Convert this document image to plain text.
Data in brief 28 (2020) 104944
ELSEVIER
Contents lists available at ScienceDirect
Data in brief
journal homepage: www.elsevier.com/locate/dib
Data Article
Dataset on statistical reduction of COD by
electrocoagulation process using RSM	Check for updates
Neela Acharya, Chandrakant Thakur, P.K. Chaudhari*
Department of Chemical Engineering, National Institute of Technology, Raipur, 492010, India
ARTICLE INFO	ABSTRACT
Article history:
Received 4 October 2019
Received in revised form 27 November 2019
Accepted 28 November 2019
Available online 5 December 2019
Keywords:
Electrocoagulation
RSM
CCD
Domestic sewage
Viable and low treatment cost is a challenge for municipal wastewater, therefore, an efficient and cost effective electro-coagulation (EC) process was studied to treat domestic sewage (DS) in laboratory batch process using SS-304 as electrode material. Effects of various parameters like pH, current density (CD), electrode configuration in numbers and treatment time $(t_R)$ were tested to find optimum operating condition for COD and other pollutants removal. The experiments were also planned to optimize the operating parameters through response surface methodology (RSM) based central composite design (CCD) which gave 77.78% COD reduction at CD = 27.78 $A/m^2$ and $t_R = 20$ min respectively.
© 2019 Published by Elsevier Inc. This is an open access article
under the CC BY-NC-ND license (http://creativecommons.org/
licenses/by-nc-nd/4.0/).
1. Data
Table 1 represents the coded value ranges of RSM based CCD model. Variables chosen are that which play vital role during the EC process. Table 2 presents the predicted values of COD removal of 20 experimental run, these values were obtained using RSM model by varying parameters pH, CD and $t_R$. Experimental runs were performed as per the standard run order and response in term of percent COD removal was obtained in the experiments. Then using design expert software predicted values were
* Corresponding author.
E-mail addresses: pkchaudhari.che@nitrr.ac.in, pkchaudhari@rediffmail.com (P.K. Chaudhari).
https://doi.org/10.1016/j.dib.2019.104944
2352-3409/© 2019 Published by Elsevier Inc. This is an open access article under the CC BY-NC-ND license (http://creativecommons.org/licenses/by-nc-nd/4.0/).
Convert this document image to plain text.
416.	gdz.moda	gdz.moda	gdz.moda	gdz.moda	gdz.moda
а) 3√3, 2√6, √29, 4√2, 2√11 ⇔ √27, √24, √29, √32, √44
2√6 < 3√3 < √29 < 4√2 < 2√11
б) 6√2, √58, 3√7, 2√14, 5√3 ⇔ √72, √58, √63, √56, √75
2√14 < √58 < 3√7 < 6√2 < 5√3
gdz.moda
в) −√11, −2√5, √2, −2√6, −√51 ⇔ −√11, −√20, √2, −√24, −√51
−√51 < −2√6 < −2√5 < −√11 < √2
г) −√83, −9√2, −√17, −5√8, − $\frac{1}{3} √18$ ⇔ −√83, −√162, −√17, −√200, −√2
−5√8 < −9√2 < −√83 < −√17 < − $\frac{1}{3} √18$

======

— Objective —
In the data above, count the lines where the word "brief" appears; reply with the number only.

— Problem solution —
2